(Entries with figure data)
┌──
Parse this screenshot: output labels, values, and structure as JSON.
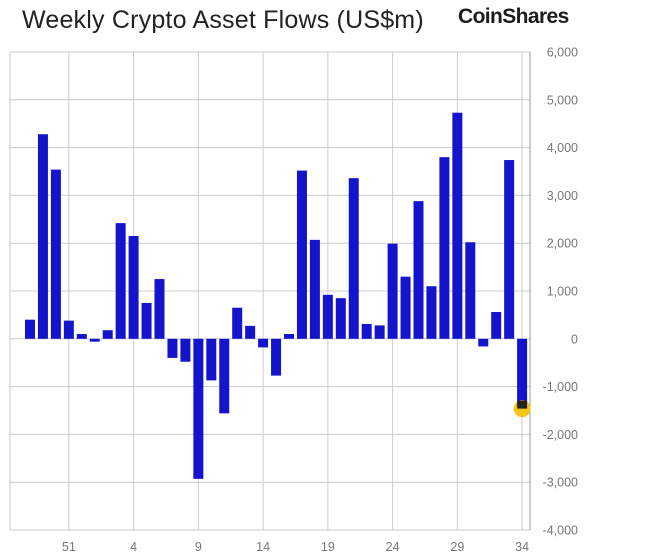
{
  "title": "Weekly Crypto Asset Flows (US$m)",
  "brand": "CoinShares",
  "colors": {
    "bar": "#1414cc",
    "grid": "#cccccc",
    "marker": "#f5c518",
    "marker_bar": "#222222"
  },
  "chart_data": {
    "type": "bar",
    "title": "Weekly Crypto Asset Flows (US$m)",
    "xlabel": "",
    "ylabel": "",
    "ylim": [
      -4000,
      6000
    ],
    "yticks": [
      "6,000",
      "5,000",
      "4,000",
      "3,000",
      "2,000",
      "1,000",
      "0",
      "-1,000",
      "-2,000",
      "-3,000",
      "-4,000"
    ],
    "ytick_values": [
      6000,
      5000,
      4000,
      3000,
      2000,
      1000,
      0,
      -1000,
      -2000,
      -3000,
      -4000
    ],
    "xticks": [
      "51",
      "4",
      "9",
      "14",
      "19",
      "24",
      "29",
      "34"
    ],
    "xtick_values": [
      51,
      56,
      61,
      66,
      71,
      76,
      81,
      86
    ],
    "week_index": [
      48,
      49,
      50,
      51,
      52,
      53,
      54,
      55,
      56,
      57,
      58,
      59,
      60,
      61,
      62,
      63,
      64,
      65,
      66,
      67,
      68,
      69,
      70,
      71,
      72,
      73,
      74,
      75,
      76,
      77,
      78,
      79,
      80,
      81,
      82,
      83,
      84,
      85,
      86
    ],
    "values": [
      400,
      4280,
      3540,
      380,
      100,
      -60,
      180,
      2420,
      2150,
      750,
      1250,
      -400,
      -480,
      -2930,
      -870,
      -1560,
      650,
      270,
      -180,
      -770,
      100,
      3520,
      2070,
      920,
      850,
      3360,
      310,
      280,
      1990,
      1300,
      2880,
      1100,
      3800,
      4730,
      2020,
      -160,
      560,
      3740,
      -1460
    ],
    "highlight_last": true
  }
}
└──
Aim of the exercise: Without the pictures, transcribe the listing above exactly.

Solution to this exercise:
Parse this screenshot: output labels, values, and structure as JSON.
{
  "title": "Weekly Crypto Asset Flows (US$m)",
  "brand": "CoinShares",
  "colors": {
    "bar": "#1414cc",
    "grid": "#cccccc",
    "marker": "#f5c518",
    "marker_bar": "#222222"
  },
  "chart_data": {
    "type": "bar",
    "title": "Weekly Crypto Asset Flows (US$m)",
    "xlabel": "",
    "ylabel": "",
    "ylim": [
      -4000,
      6000
    ],
    "yticks": [
      "6,000",
      "5,000",
      "4,000",
      "3,000",
      "2,000",
      "1,000",
      "0",
      "-1,000",
      "-2,000",
      "-3,000",
      "-4,000"
    ],
    "ytick_values": [
      6000,
      5000,
      4000,
      3000,
      2000,
      1000,
      0,
      -1000,
      -2000,
      -3000,
      -4000
    ],
    "xticks": [
      "51",
      "4",
      "9",
      "14",
      "19",
      "24",
      "29",
      "34"
    ],
    "xtick_values": [
      51,
      56,
      61,
      66,
      71,
      76,
      81,
      86
    ],
    "week_index": [
      48,
      49,
      50,
      51,
      52,
      53,
      54,
      55,
      56,
      57,
      58,
      59,
      60,
      61,
      62,
      63,
      64,
      65,
      66,
      67,
      68,
      69,
      70,
      71,
      72,
      73,
      74,
      75,
      76,
      77,
      78,
      79,
      80,
      81,
      82,
      83,
      84,
      85,
      86
    ],
    "values": [
      400,
      4280,
      3540,
      380,
      100,
      -60,
      180,
      2420,
      2150,
      750,
      1250,
      -400,
      -480,
      -2930,
      -870,
      -1560,
      650,
      270,
      -180,
      -770,
      100,
      3520,
      2070,
      920,
      850,
      3360,
      310,
      280,
      1990,
      1300,
      2880,
      1100,
      3800,
      4730,
      2020,
      -160,
      560,
      3740,
      -1460
    ],
    "highlight_last": true
  }
}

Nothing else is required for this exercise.